Directions: Pick out the lines containing "معطوفة".

Records shown:
━━━━━━

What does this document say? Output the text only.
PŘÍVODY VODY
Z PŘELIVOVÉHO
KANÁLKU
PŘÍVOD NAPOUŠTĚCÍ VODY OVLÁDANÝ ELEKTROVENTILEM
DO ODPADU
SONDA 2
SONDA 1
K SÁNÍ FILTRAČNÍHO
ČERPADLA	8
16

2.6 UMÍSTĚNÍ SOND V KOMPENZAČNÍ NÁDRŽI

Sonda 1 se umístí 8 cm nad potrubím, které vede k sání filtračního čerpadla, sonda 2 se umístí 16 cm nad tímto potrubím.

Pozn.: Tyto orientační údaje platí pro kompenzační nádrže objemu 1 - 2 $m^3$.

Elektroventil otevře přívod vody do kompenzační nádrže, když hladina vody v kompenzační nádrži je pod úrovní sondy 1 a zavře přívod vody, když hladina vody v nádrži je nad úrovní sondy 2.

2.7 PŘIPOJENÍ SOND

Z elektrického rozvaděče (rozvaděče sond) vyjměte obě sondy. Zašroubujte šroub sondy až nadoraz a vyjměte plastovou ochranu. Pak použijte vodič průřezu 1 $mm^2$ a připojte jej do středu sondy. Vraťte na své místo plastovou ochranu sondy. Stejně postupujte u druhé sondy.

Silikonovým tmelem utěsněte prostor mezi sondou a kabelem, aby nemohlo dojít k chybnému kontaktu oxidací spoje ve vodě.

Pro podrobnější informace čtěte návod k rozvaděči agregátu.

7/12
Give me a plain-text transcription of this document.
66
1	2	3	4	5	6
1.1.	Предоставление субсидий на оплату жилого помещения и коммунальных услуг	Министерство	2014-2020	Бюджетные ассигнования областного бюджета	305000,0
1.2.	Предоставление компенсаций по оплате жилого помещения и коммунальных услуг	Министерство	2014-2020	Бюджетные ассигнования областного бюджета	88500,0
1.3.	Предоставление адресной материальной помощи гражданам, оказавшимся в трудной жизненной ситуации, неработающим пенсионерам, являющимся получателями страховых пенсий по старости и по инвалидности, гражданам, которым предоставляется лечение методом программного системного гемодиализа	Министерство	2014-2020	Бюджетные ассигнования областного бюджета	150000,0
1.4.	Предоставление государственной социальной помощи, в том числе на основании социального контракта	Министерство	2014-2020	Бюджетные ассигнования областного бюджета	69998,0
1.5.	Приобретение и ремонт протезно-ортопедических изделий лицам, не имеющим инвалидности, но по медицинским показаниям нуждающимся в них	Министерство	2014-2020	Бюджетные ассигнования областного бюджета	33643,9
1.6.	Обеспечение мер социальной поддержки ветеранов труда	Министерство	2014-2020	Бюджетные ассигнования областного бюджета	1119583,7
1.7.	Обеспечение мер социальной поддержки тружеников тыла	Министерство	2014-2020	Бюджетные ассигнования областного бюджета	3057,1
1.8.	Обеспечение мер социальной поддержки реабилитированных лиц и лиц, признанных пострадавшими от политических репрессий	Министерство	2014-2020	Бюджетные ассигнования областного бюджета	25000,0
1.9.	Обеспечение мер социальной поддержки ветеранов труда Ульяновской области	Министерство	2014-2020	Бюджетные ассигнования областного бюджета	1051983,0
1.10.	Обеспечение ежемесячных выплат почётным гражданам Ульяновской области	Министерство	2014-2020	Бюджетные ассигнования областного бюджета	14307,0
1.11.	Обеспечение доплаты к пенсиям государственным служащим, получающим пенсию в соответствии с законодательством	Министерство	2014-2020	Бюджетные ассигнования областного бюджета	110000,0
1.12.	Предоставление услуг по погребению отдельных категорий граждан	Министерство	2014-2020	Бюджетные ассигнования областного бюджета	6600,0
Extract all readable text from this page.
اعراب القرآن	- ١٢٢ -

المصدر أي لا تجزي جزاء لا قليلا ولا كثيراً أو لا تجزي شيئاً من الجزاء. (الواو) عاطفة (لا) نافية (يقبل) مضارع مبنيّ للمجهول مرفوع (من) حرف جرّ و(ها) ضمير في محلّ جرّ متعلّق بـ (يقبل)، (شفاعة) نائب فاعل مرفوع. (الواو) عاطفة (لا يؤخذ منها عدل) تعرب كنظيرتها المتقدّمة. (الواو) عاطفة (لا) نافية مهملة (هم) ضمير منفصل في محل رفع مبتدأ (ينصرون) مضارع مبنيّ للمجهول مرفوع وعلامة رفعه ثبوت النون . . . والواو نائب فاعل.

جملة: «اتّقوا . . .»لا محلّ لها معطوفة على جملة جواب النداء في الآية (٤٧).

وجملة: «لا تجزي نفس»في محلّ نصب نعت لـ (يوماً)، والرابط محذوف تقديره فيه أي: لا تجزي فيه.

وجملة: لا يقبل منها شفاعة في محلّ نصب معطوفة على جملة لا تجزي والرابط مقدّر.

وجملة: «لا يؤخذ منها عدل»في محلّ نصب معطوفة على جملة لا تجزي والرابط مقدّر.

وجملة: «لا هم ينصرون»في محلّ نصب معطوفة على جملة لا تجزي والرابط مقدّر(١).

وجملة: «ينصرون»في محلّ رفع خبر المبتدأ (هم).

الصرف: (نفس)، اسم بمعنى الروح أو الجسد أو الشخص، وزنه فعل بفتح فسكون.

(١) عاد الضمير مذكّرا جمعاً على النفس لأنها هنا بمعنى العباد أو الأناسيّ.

━━━━━━

Output of the task:
جملة: «اتّقوا . . .»لا محلّ لها معطوفة على جملة جواب النداء في الآية (٤٧).
وجملة: لا يقبل منها شفاعة في محلّ نصب معطوفة على جملة لا تجزي والرابط مقدّر.
وجملة: «لا يؤخذ منها عدل»في محلّ نصب معطوفة على جملة لا تجزي والرابط مقدّر.
وجملة: «لا هم ينصرون»في محلّ نصب معطوفة على جملة لا تجزي والرابط مقدّر(١).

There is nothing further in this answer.